>> begin Record excerpts

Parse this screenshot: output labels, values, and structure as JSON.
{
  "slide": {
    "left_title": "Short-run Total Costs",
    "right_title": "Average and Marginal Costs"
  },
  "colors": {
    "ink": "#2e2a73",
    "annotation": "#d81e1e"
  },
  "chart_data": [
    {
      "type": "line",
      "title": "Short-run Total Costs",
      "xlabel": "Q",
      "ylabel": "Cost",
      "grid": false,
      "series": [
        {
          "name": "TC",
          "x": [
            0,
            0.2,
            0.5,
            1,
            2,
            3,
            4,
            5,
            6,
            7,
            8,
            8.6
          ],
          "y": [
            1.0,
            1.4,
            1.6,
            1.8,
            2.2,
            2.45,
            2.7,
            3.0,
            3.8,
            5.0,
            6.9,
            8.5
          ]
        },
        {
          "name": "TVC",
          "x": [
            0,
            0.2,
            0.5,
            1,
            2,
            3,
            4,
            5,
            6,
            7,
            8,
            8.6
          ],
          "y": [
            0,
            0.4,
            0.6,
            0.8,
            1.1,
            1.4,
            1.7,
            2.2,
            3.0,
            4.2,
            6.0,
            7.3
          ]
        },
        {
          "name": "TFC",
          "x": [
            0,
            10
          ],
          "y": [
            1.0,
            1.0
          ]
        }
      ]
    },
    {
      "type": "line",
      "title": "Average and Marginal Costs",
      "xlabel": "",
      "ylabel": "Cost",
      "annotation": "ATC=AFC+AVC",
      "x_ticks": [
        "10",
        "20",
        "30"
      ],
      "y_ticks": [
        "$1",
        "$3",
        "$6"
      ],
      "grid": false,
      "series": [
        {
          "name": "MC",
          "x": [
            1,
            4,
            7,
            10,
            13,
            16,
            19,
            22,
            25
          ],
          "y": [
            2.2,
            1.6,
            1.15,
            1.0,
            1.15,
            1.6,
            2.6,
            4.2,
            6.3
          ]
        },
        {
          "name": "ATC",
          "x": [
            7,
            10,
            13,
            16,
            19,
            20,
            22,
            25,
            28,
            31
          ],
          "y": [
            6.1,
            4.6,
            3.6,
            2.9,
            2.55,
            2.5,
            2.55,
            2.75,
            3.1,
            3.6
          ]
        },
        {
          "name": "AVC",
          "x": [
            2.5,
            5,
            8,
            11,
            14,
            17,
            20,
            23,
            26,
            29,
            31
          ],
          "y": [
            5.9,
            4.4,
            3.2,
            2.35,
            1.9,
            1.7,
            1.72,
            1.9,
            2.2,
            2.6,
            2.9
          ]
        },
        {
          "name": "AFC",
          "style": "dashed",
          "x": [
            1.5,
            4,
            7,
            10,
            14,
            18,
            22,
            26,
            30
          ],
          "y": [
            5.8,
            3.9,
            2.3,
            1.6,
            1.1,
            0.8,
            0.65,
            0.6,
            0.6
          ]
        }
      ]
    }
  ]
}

>> end Record excerpts
>> begin Record excerpts

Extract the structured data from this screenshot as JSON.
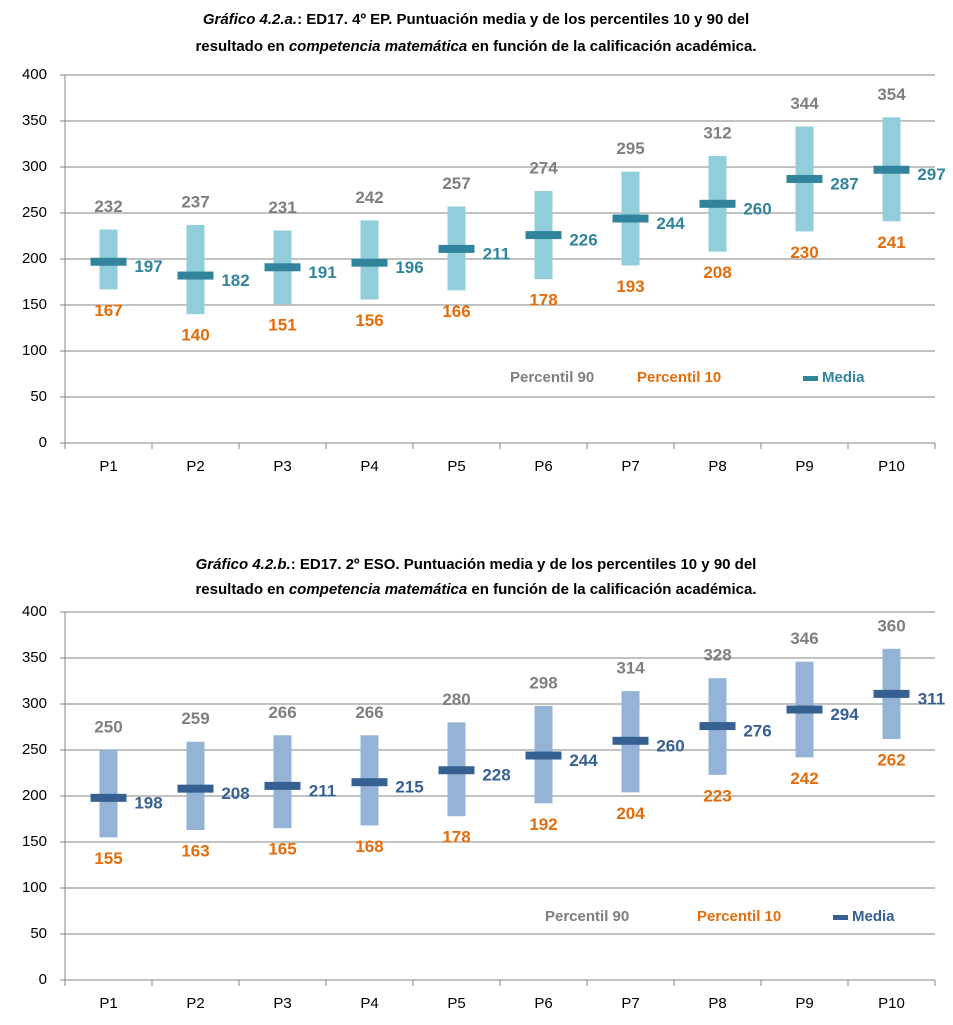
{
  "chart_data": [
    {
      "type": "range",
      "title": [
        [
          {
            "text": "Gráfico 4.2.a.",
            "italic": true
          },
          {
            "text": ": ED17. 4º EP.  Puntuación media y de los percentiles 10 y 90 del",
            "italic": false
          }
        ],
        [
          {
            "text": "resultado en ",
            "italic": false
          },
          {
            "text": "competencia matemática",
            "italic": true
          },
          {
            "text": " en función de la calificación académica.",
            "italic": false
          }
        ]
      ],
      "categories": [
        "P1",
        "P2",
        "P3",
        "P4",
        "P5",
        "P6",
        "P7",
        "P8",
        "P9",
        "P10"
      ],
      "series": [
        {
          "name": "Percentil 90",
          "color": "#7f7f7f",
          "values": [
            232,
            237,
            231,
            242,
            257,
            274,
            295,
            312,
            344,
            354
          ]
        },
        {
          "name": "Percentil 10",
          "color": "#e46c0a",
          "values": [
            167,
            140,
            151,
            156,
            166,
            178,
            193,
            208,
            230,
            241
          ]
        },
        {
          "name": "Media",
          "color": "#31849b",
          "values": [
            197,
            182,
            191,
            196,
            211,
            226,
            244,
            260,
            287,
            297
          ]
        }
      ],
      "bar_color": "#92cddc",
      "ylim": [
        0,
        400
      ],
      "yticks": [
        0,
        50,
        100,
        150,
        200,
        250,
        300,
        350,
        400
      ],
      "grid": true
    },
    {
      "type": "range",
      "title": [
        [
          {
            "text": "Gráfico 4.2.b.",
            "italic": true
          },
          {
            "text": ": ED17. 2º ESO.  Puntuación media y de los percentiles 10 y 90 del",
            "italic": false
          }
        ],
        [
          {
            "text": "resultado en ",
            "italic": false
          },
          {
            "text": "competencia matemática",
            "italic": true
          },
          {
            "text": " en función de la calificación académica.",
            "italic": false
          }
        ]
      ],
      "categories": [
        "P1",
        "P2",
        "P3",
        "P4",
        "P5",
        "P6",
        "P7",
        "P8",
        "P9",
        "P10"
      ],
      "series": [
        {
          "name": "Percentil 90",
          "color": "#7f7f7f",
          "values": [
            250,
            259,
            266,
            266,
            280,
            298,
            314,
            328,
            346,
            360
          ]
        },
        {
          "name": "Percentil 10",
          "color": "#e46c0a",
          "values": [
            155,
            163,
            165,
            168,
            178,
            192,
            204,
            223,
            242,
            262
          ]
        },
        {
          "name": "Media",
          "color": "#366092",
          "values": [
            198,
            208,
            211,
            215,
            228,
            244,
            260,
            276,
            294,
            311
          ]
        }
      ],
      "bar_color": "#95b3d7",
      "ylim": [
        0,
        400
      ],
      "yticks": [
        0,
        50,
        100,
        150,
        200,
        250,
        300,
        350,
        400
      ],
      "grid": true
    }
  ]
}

>> end Record excerpts

_What the exercise asks_:
From the listing above, return each line with the word "JSON".

_Task response_:
Parse this screenshot: output labels, values, and structure as JSON.
Extract the structured data from this screenshot as JSON.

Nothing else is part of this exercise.